╭─ Task inputs

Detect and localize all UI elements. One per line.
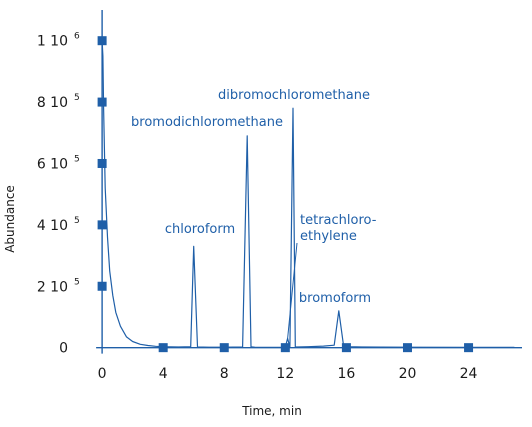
annotation-chloroform: chloroform xyxy=(165,222,235,237)
x-axis-marker xyxy=(341,343,351,353)
x-axis-marker xyxy=(464,343,474,353)
chromatogram-trace xyxy=(101,40,515,348)
y-tick-exponent: 5 xyxy=(74,216,80,226)
y-tick-exponent: 6 xyxy=(74,32,80,42)
x-axis-title: Time, min xyxy=(241,404,302,418)
x-axis-marker xyxy=(219,343,229,353)
x-tick-label: 12 xyxy=(276,366,294,382)
x-axis-marker xyxy=(280,343,290,353)
y-tick-label: 0 xyxy=(59,341,68,357)
x-axis-marker xyxy=(402,343,412,353)
y-tick-label: 8 10 xyxy=(37,95,68,111)
y-tick-exponent: 5 xyxy=(74,277,80,287)
annotation-pointer-line xyxy=(287,242,298,339)
y-tick-exponent: 5 xyxy=(74,93,80,103)
annotations: chloroform bromodichloromethane dibromochl… xyxy=(131,88,377,339)
annotation-dibromochloromethane: dibromochloromethane xyxy=(218,88,370,103)
annotation-tetrachloroethylene-line2: ethylene xyxy=(300,229,357,244)
x-tick-label: 20 xyxy=(399,366,417,382)
y-axis-marker xyxy=(97,97,107,107)
tick-labels: 0 4 8 12 16 20 24 0 2 10 5 4 10 5 6 10 5 8 10 5 1 10 6 xyxy=(37,32,478,382)
y-tick-label: 6 10 xyxy=(37,156,68,172)
x-tick-label: 24 xyxy=(460,366,478,382)
marker-layer xyxy=(97,36,474,353)
x-tick-label: 4 xyxy=(159,366,168,382)
x-tick-label: 16 xyxy=(337,366,355,382)
x-tick-label: 0 xyxy=(98,366,107,382)
y-axis-marker xyxy=(97,220,107,230)
y-tick-label: 4 10 xyxy=(37,218,68,234)
y-tick-label: 1 10 xyxy=(37,34,68,50)
annotation-bromoform: bromoform xyxy=(299,291,371,306)
trace-layer xyxy=(101,40,515,348)
y-axis-marker xyxy=(97,281,107,291)
y-axis-marker xyxy=(97,36,107,46)
y-tick-label: 2 10 xyxy=(37,279,68,295)
annotation-tetrachloroethylene-line1: tetrachloro- xyxy=(300,213,377,228)
annotation-bromodichloromethane: bromodichloromethane xyxy=(131,115,283,130)
x-tick-label: 8 xyxy=(220,366,229,382)
x-axis-marker xyxy=(158,343,168,353)
y-axis-marker xyxy=(97,158,107,168)
y-axis-title: Abundance xyxy=(3,185,17,253)
y-tick-exponent: 5 xyxy=(74,154,80,164)
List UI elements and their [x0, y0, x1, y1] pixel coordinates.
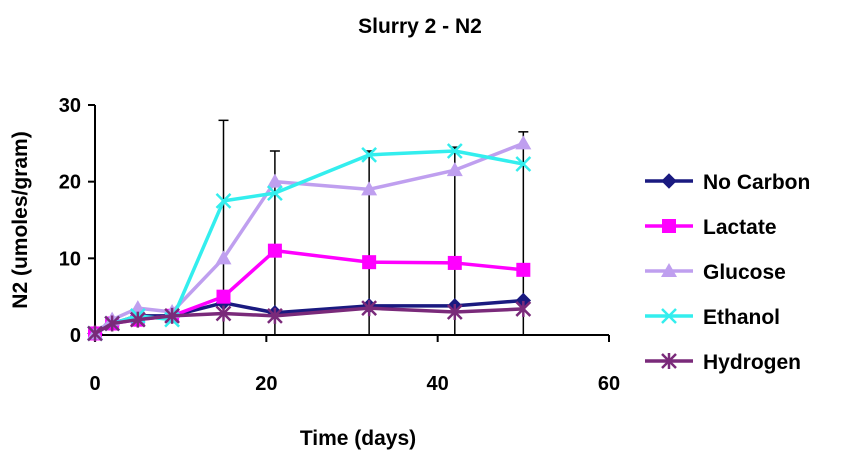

╰─

*Work to do*: Rewrite the stretch of the rows from the line containing "annotation-chloroform: chloroform xyxy=(165,222,235,237)" through the line containing "y-tick-label: 0 xyxy=(59,341,68,357)", swapping "x-axis-marker" for "x-axis-tick" and leaving everything else unchanged.

*Response to this exercise*:
annotation-chloroform: chloroform xyxy=(165,222,235,237)
x-axis-tick xyxy=(341,343,351,353)
x-axis-tick xyxy=(464,343,474,353)
chromatogram-trace xyxy=(101,40,515,348)
y-tick-exponent: 5 xyxy=(74,216,80,226)
y-tick-exponent: 6 xyxy=(74,32,80,42)
x-axis-title: Time, min xyxy=(241,404,302,418)
x-axis-tick xyxy=(219,343,229,353)
x-tick-label: 12 xyxy=(276,366,294,382)
x-axis-tick xyxy=(280,343,290,353)
y-tick-label: 0 xyxy=(59,341,68,357)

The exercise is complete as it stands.